> **Exercise**
Retype the complete listing exactly as it appears.

[Figure contents as structured data]
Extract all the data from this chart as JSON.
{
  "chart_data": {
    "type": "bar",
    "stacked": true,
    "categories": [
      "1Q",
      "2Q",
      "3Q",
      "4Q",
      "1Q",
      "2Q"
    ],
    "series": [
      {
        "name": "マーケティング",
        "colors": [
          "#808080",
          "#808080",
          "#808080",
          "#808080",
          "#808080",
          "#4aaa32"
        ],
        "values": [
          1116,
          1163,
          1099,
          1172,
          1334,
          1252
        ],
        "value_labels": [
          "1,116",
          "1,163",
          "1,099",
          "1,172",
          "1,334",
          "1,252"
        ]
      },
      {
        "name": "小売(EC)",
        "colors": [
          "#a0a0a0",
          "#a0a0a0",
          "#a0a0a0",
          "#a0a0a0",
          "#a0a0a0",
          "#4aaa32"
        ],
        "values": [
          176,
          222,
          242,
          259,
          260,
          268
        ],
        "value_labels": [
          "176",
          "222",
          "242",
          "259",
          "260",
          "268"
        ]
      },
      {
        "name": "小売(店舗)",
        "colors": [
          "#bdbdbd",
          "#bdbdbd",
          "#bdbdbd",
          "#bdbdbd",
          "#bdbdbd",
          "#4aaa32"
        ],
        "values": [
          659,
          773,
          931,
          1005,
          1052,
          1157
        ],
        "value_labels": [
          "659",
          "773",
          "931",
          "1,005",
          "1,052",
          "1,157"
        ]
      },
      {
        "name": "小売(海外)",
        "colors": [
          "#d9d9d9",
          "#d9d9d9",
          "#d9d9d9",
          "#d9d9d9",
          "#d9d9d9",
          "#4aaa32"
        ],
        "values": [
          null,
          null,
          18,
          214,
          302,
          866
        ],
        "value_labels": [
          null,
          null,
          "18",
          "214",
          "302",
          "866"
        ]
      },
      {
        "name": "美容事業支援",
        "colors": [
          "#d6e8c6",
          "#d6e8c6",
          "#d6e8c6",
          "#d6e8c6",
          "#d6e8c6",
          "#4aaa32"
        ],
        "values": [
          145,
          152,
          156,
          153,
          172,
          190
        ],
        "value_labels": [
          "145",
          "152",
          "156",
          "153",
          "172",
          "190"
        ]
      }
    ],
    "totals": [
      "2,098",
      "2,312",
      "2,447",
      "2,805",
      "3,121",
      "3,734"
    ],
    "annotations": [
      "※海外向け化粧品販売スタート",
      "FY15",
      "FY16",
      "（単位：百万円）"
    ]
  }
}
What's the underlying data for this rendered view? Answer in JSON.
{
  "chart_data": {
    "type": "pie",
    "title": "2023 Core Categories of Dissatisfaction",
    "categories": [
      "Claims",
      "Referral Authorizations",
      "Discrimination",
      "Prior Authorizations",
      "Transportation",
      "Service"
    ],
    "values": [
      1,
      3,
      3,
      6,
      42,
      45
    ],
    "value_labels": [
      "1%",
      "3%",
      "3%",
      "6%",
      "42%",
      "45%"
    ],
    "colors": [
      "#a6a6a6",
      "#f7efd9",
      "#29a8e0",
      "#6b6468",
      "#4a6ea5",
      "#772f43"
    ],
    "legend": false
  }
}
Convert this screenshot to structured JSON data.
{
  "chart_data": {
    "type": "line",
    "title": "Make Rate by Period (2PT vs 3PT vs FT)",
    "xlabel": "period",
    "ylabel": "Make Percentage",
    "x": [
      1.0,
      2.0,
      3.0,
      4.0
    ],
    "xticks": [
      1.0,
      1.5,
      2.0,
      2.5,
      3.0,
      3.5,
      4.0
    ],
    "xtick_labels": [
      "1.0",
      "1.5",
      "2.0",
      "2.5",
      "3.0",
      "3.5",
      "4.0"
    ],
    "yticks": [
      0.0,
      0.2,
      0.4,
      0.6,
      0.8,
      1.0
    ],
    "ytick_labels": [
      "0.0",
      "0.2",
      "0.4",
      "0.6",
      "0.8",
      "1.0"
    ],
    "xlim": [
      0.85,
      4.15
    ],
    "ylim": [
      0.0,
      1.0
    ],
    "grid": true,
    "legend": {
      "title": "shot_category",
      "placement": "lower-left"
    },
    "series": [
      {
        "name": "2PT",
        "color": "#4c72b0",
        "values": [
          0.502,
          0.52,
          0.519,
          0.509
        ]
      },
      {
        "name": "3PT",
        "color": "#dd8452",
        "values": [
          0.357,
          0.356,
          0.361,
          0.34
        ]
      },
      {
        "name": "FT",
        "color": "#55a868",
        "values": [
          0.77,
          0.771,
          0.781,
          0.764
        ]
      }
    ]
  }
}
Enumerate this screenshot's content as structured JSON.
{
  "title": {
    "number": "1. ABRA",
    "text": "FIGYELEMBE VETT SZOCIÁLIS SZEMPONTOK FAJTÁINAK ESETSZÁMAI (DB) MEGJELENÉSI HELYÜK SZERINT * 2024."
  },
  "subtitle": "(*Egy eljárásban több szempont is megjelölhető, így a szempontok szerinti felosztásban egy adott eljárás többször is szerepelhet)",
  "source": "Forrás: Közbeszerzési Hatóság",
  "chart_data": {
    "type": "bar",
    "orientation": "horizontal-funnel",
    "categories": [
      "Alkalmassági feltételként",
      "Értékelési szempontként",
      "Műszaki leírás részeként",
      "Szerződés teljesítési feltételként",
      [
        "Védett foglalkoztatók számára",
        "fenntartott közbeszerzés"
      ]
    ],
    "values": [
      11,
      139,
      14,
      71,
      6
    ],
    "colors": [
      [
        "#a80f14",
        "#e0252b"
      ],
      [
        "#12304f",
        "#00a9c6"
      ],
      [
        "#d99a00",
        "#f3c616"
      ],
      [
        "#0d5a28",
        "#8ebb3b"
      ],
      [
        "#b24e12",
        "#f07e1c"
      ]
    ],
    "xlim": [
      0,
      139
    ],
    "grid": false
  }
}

> **Correct response**
Extract all the data from this chart as JSON.
{
  "chart_data": {
    "type": "bar",
    "stacked": true,
    "categories": [
      "1Q",
      "2Q",
      "3Q",
      "4Q",
      "1Q",
      "2Q"
    ],
    "series": [
      {
        "name": "マーケティング",
        "colors": [
          "#808080",
          "#808080",
          "#808080",
          "#808080",
          "#808080",
          "#4aaa32"
        ],
        "values": [
          1116,
          1163,
          1099,
          1172,
          1334,
          1252
        ],
        "value_labels": [
          "1,116",
          "1,163",
          "1,099",
          "1,172",
          "1,334",
          "1,252"
        ]
      },
      {
        "name": "小売(EC)",
        "colors": [
          "#a0a0a0",
          "#a0a0a0",
          "#a0a0a0",
          "#a0a0a0",
          "#a0a0a0",
          "#4aaa32"
        ],
        "values": [
          176,
          222,
          242,
          259,
          260,
          268
        ],
        "value_labels": [
          "176",
          "222",
          "242",
          "259",
          "260",
          "268"
        ]
      },
      {
        "name": "小売(店舗)",
        "colors": [
          "#bdbdbd",
          "#bdbdbd",
          "#bdbdbd",
          "#bdbdbd",
          "#bdbdbd",
          "#4aaa32"
        ],
        "values": [
          659,
          773,
          931,
          1005,
          1052,
          1157
        ],
        "value_labels": [
          "659",
          "773",
          "931",
          "1,005",
          "1,052",
          "1,157"
        ]
      },
      {
        "name": "小売(海外)",
        "colors": [
          "#d9d9d9",
          "#d9d9d9",
          "#d9d9d9",
          "#d9d9d9",
          "#d9d9d9",
          "#4aaa32"
        ],
        "values": [
          null,
          null,
          18,
          214,
          302,
          866
        ],
        "value_labels": [
          null,
          null,
          "18",
          "214",
          "302",
          "866"
        ]
      },
      {
        "name": "美容事業支援",
        "colors": [
          "#d6e8c6",
          "#d6e8c6",
          "#d6e8c6",
          "#d6e8c6",
          "#d6e8c6",
          "#4aaa32"
        ],
        "values": [
          145,
          152,
          156,
          153,
          172,
          190
        ],
        "value_labels": [
          "145",
          "152",
          "156",
          "153",
          "172",
          "190"
        ]
      }
    ],
    "totals": [
      "2,098",
      "2,312",
      "2,447",
      "2,805",
      "3,121",
      "3,734"
    ],
    "annotations": [
      "※海外向け化粧品販売スタート",
      "FY15",
      "FY16",
      "（単位：百万円）"
    ]
  }
}
What's the underlying data for this rendered view? Answer in JSON.
{
  "chart_data": {
    "type": "pie",
    "title": "2023 Core Categories of Dissatisfaction",
    "categories": [
      "Claims",
      "Referral Authorizations",
      "Discrimination",
      "Prior Authorizations",
      "Transportation",
      "Service"
    ],
    "values": [
      1,
      3,
      3,
      6,
      42,
      45
    ],
    "value_labels": [
      "1%",
      "3%",
      "3%",
      "6%",
      "42%",
      "45%"
    ],
    "colors": [
      "#a6a6a6",
      "#f7efd9",
      "#29a8e0",
      "#6b6468",
      "#4a6ea5",
      "#772f43"
    ],
    "legend": false
  }
}
Convert this screenshot to structured JSON data.
{
  "chart_data": {
    "type": "line",
    "title": "Make Rate by Period (2PT vs 3PT vs FT)",
    "xlabel": "period",
    "ylabel": "Make Percentage",
    "x": [
      1.0,
      2.0,
      3.0,
      4.0
    ],
    "xticks": [
      1.0,
      1.5,
      2.0,
      2.5,
      3.0,
      3.5,
      4.0
    ],
    "xtick_labels": [
      "1.0",
      "1.5",
      "2.0",
      "2.5",
      "3.0",
      "3.5",
      "4.0"
    ],
    "yticks": [
      0.0,
      0.2,
      0.4,
      0.6,
      0.8,
      1.0
    ],
    "ytick_labels": [
      "0.0",
      "0.2",
      "0.4",
      "0.6",
      "0.8",
      "1.0"
    ],
    "xlim": [
      0.85,
      4.15
    ],
    "ylim": [
      0.0,
      1.0
    ],
    "grid": true,
    "legend": {
      "title": "shot_category",
      "placement": "lower-left"
    },
    "series": [
      {
        "name": "2PT",
        "color": "#4c72b0",
        "values": [
          0.502,
          0.52,
          0.519,
          0.509
        ]
      },
      {
        "name": "3PT",
        "color": "#dd8452",
        "values": [
          0.357,
          0.356,
          0.361,
          0.34
        ]
      },
      {
        "name": "FT",
        "color": "#55a868",
        "values": [
          0.77,
          0.771,
          0.781,
          0.764
        ]
      }
    ]
  }
}
Enumerate this screenshot's content as structured JSON.
{
  "title": {
    "number": "1. ABRA",
    "text": "FIGYELEMBE VETT SZOCIÁLIS SZEMPONTOK FAJTÁINAK ESETSZÁMAI (DB) MEGJELENÉSI HELYÜK SZERINT * 2024."
  },
  "subtitle": "(*Egy eljárásban több szempont is megjelölhető, így a szempontok szerinti felosztásban egy adott eljárás többször is szerepelhet)",
  "source": "Forrás: Közbeszerzési Hatóság",
  "chart_data": {
    "type": "bar",
    "orientation": "horizontal-funnel",
    "categories": [
      "Alkalmassági feltételként",
      "Értékelési szempontként",
      "Műszaki leírás részeként",
      "Szerződés teljesítési feltételként",
      [
        "Védett foglalkoztatók számára",
        "fenntartott közbeszerzés"
      ]
    ],
    "values": [
      11,
      139,
      14,
      71,
      6
    ],
    "colors": [
      [
        "#a80f14",
        "#e0252b"
      ],
      [
        "#12304f",
        "#00a9c6"
      ],
      [
        "#d99a00",
        "#f3c616"
      ],
      [
        "#0d5a28",
        "#8ebb3b"
      ],
      [
        "#b24e12",
        "#f07e1c"
      ]
    ],
    "xlim": [
      0,
      139
    ],
    "grid": false
  }
}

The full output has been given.